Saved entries
-- Begin --

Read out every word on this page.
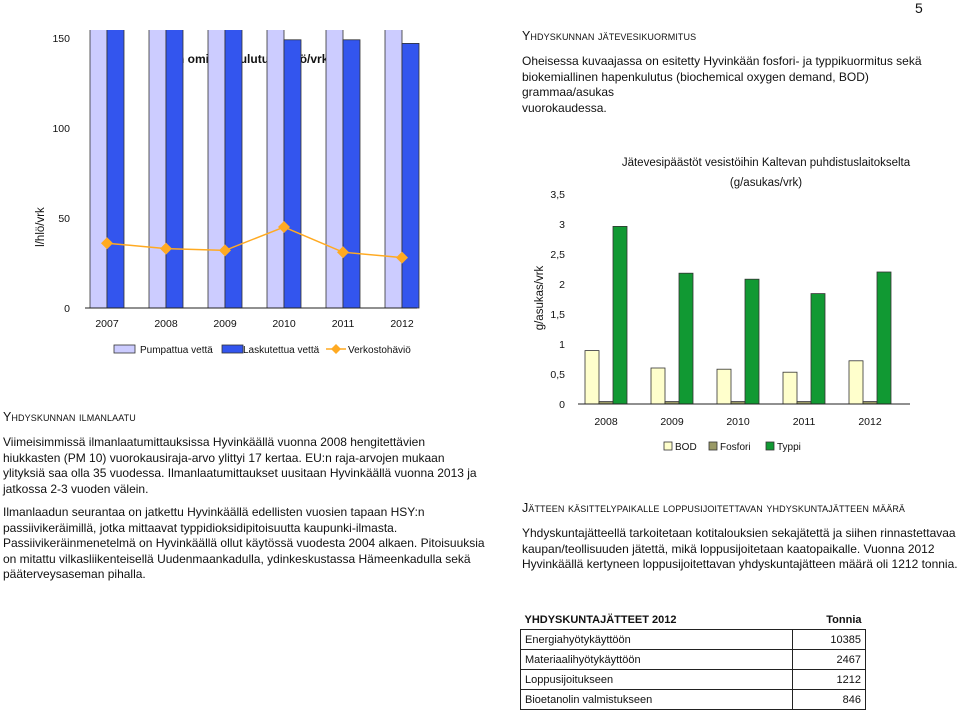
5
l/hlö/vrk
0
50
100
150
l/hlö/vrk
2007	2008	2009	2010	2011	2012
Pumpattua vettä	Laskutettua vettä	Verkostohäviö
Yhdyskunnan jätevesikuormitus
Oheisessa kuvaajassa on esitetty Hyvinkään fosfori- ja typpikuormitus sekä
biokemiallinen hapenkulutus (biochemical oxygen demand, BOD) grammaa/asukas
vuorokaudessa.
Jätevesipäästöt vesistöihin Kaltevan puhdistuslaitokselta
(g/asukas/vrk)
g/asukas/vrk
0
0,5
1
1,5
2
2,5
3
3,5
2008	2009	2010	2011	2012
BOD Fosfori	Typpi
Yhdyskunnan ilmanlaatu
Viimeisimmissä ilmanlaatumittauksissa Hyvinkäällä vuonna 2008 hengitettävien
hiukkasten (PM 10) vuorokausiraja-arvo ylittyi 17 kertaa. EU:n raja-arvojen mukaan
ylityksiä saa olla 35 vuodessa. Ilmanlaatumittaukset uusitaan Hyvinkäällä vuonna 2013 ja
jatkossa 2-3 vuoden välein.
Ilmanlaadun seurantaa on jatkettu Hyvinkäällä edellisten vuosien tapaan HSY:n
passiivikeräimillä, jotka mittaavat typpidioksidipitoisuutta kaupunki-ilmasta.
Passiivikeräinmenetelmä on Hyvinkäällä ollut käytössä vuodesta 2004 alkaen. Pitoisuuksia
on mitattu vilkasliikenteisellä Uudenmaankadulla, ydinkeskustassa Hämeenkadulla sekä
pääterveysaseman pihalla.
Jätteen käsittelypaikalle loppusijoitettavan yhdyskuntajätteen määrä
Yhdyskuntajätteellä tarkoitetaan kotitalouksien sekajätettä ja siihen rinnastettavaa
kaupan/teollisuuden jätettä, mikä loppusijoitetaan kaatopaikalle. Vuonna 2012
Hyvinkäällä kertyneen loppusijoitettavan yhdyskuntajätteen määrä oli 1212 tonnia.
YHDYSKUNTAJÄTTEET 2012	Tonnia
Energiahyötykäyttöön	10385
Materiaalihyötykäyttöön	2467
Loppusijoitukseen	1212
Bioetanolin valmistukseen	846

-- End --
-- Begin --

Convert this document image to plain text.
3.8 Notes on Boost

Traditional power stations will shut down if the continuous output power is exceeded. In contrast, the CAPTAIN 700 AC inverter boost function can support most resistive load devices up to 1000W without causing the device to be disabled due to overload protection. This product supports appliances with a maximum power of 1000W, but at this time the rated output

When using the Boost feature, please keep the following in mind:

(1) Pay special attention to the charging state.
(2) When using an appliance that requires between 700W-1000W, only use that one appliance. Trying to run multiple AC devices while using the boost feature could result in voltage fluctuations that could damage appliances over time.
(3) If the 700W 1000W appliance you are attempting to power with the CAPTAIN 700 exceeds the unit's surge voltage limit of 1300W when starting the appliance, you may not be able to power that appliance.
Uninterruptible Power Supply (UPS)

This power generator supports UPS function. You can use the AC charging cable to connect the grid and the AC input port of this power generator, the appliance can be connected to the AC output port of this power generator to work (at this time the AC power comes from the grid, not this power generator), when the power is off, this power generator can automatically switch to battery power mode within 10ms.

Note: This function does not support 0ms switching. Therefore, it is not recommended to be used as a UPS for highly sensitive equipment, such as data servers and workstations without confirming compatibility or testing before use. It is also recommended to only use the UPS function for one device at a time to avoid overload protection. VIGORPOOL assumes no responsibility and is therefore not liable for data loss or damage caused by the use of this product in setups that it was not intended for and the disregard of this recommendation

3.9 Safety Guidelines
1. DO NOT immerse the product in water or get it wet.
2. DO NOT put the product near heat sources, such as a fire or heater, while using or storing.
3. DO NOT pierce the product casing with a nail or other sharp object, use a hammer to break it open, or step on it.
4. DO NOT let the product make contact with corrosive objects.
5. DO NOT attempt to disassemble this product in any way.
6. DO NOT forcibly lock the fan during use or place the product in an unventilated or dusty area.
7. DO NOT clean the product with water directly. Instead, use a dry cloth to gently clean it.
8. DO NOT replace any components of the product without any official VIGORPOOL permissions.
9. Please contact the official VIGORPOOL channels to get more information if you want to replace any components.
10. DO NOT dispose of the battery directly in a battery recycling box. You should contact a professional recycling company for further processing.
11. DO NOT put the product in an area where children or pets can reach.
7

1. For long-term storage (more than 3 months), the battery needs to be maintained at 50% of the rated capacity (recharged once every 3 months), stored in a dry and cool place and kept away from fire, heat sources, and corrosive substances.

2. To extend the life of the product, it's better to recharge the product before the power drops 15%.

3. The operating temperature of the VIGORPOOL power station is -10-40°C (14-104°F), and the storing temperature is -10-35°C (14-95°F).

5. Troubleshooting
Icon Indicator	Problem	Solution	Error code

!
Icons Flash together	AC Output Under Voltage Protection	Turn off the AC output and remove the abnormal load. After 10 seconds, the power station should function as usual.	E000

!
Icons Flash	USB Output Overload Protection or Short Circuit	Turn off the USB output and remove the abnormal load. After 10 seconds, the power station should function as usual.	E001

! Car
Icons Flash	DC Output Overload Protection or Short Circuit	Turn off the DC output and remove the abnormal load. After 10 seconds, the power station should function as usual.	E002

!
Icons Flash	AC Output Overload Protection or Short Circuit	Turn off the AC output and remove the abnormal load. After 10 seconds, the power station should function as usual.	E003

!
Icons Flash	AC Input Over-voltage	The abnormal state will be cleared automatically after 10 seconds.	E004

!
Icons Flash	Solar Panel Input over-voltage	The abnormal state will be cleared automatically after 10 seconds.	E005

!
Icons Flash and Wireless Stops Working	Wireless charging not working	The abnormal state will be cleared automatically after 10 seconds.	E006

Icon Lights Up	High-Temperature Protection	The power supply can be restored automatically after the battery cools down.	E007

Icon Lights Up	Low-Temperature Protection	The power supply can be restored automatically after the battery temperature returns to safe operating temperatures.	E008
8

-- End --

-- Task statement --
Where a line in the material above holds "määrä", copy that line.

-- Answer for the task --
Jätteen käsittelypaikalle loppusijoitettavan yhdyskuntajätteen määrä
Hyvinkäällä kertyneen loppusijoitettavan yhdyskuntajätteen määrä oli 1212 tonnia.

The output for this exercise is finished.